◆ PASSAGE PROVIDED ◆
====

Appeal from the Circuit Court of Du Page County. No. 91-CF-2175. Honorable Edward W. Kowal, Judge, Presiding.

Bowman, Doyle, Quetsch

The opinion of the court was delivered by: Bowman

JUSTICE BOWMAN delivered the opinion of the court:

Defendant, James J. Kelly, was charged by indictment with first degree murder (counts I, III, IV, V and VI) (Ill. Rev. Stat. 1989, ch. 38, pars. 9-1(a)(1), (a)(3) (now codified, as amended, at 720 ILCS 5/9-1(a)(1), (a)(3) (West 1992))), solicitation of murder for hire (count II) (Ill. Rev. Stat. 1989, ch. 38, par. 8-1.2 (now 720 ILCS 5/8-1.2 (West 1992))), home invasion (count VII) (Ill. Rev. Stat. 1989, ch. 38, par. 12-11(a)(2) (now 720 ILCS 5/12-11(a)(2) (West 1992))), and residential burglary (count VIII) (Ill. Rev. Stat. 1989, ch. 38, par. 19-3 (now 720 ILCS 5/19-3 (West 1992))) stemming from the murder of the defendant's ex-wife, Jayne Kelly, in her home in Naperville. The solicitation charge was severed for a separate trial. Pursuant to the trial court's pretrial rulings suppressing evidence, the State timely filed this appeal. On appeal, the State asserts that: (1) the trial court erred in suppressing prior testimony of Jayne Kelly; (2) the trial court erred in suppressing three tape-recorded conversations which the defendant had with the two men he is charged with having previously solicited to murder his ex-wife, all three of which occurred after the murder; (3) the trial court erred in suppressing evidence of the murder of Jayne Kelly in the defendant's trial for solicitation. We affirm in part, reverse in part, and remand with directions.

====

◆ DATA ROWS ◆
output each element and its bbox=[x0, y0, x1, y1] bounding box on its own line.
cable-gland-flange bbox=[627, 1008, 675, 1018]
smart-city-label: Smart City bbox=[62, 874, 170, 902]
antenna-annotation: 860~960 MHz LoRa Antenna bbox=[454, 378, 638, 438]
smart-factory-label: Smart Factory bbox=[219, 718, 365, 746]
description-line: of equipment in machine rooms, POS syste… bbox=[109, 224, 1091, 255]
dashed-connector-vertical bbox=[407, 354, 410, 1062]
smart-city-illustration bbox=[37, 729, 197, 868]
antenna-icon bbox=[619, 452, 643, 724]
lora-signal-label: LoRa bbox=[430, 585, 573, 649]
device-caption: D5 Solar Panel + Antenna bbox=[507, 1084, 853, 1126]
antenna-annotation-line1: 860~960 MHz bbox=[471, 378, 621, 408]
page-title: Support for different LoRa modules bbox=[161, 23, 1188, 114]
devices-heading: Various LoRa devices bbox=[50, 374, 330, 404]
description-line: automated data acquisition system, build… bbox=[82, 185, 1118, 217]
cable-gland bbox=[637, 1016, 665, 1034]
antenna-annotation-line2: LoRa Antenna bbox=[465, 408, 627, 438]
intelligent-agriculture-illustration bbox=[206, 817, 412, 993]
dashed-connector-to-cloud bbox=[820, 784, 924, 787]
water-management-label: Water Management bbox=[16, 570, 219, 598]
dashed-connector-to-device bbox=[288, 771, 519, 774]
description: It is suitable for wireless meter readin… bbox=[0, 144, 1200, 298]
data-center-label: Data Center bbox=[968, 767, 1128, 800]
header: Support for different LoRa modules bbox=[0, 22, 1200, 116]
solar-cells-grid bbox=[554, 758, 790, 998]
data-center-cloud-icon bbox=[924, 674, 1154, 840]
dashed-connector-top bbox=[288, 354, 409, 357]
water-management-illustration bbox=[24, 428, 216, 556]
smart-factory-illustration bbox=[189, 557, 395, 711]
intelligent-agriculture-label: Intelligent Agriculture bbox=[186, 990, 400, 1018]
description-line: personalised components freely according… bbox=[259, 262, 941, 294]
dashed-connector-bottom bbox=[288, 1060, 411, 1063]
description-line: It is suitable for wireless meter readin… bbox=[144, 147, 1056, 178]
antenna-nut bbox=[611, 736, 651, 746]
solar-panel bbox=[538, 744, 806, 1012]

====

◆ PROBLEMS TO SOLVE ◆
1. According to the court opinion, why did the State file this appeal?
2. Reproduce every line of the records verbatim, from the first line to the last.

◆ ANSWERS BELOW ◆
1. The State filed the appeal because the trial court had made pretrial rulings suppressing evidence.

2.
output each element and its bbox=[x0, y0, x1, y1] bounding box on its own line.
cable-gland-flange bbox=[627, 1008, 675, 1018]
smart-city-label: Smart City bbox=[62, 874, 170, 902]
antenna-annotation: 860~960 MHz LoRa Antenna bbox=[454, 378, 638, 438]
smart-factory-label: Smart Factory bbox=[219, 718, 365, 746]
description-line: of equipment in machine rooms, POS syste… bbox=[109, 224, 1091, 255]
dashed-connector-vertical bbox=[407, 354, 410, 1062]
smart-city-illustration bbox=[37, 729, 197, 868]
antenna-icon bbox=[619, 452, 643, 724]
lora-signal-label: LoRa bbox=[430, 585, 573, 649]
device-caption: D5 Solar Panel + Antenna bbox=[507, 1084, 853, 1126]
antenna-annotation-line1: 860~960 MHz bbox=[471, 378, 621, 408]
page-title: Support for different LoRa modules bbox=[161, 23, 1188, 114]
devices-heading: Various LoRa devices bbox=[50, 374, 330, 404]
description-line: automated data acquisition system, build… bbox=[82, 185, 1118, 217]
cable-gland bbox=[637, 1016, 665, 1034]
antenna-annotation-line2: LoRa Antenna bbox=[465, 408, 627, 438]
intelligent-agriculture-illustration bbox=[206, 817, 412, 993]
dashed-connector-to-cloud bbox=[820, 784, 924, 787]
water-management-label: Water Management bbox=[16, 570, 219, 598]
dashed-connector-to-device bbox=[288, 771, 519, 774]
description: It is suitable for wireless meter readin… bbox=[0, 144, 1200, 298]
data-center-label: Data Center bbox=[968, 767, 1128, 800]
header: Support for different LoRa modules bbox=[0, 22, 1200, 116]
solar-cells-grid bbox=[554, 758, 790, 998]
data-center-cloud-icon bbox=[924, 674, 1154, 840]
dashed-connector-top bbox=[288, 354, 409, 357]
water-management-illustration bbox=[24, 428, 216, 556]
smart-factory-illustration bbox=[189, 557, 395, 711]
intelligent-agriculture-label: Intelligent Agriculture bbox=[186, 990, 400, 1018]
description-line: personalised components freely according… bbox=[259, 262, 941, 294]
dashed-connector-bottom bbox=[288, 1060, 411, 1063]
description-line: It is suitable for wireless meter readin… bbox=[144, 147, 1056, 178]
antenna-nut bbox=[611, 736, 651, 746]
solar-panel bbox=[538, 744, 806, 1012]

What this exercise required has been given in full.